begin Information provided
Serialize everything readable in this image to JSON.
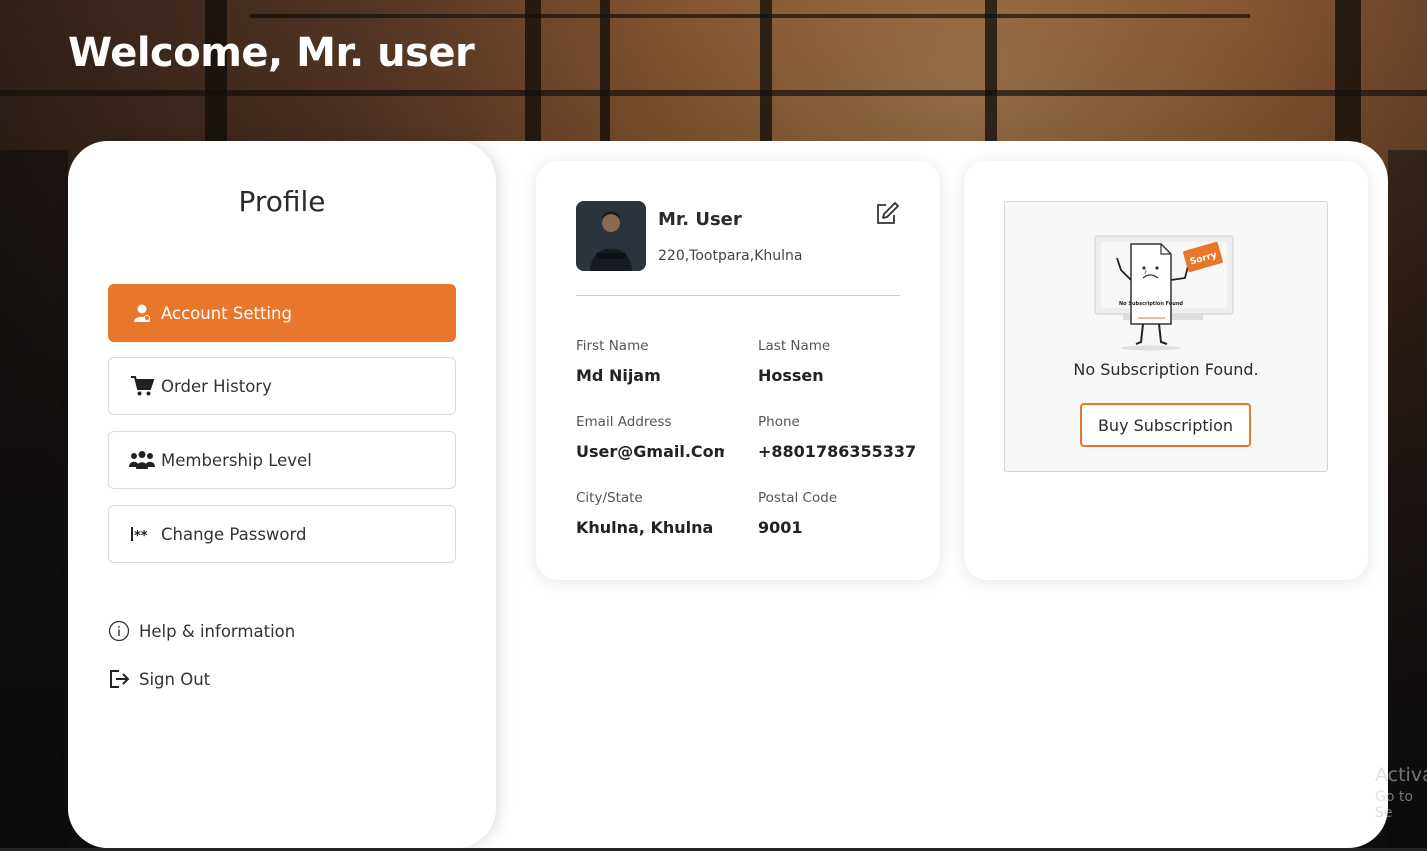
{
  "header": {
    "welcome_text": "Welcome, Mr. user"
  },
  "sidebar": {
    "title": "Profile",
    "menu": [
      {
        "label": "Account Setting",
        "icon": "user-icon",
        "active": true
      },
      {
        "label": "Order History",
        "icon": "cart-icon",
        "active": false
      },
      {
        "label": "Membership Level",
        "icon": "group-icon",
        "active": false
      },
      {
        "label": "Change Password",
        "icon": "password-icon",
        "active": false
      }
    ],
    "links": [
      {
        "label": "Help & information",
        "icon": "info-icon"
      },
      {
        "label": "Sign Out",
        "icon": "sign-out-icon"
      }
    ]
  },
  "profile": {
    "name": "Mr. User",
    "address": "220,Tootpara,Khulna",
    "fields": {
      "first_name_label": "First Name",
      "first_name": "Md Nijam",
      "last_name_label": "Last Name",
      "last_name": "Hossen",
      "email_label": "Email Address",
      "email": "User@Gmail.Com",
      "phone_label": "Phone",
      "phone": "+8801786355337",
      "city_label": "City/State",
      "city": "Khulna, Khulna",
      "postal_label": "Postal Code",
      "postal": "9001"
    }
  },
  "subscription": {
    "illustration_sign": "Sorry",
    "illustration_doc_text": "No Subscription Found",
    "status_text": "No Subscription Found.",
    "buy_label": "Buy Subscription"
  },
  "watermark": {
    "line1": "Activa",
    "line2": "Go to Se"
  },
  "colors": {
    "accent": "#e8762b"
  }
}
end Information provided
→ **Written problem**
Return all the entries word for word, but omit any pictures they contain.

→ **Solution to this exercise**
Serialize everything readable in this image to JSON.
{
  "header": {
    "welcome_text": "Welcome, Mr. user"
  },
  "sidebar": {
    "title": "Profile",
    "menu": [
      {
        "label": "Account Setting",
        "icon": "user-icon",
        "active": true
      },
      {
        "label": "Order History",
        "icon": "cart-icon",
        "active": false
      },
      {
        "label": "Membership Level",
        "icon": "group-icon",
        "active": false
      },
      {
        "label": "Change Password",
        "icon": "password-icon",
        "active": false
      }
    ],
    "links": [
      {
        "label": "Help & information",
        "icon": "info-icon"
      },
      {
        "label": "Sign Out",
        "icon": "sign-out-icon"
      }
    ]
  },
  "profile": {
    "name": "Mr. User",
    "address": "220,Tootpara,Khulna",
    "fields": {
      "first_name_label": "First Name",
      "first_name": "Md Nijam",
      "last_name_label": "Last Name",
      "last_name": "Hossen",
      "email_label": "Email Address",
      "email": "User@Gmail.Com",
      "phone_label": "Phone",
      "phone": "+8801786355337",
      "city_label": "City/State",
      "city": "Khulna, Khulna",
      "postal_label": "Postal Code",
      "postal": "9001"
    }
  },
  "subscription": {
    "illustration_sign": "Sorry",
    "illustration_doc_text": "No Subscription Found",
    "status_text": "No Subscription Found.",
    "buy_label": "Buy Subscription"
  },
  "watermark": {
    "line1": "Activa",
    "line2": "Go to Se"
  },
  "colors": {
    "accent": "#e8762b"
  }
}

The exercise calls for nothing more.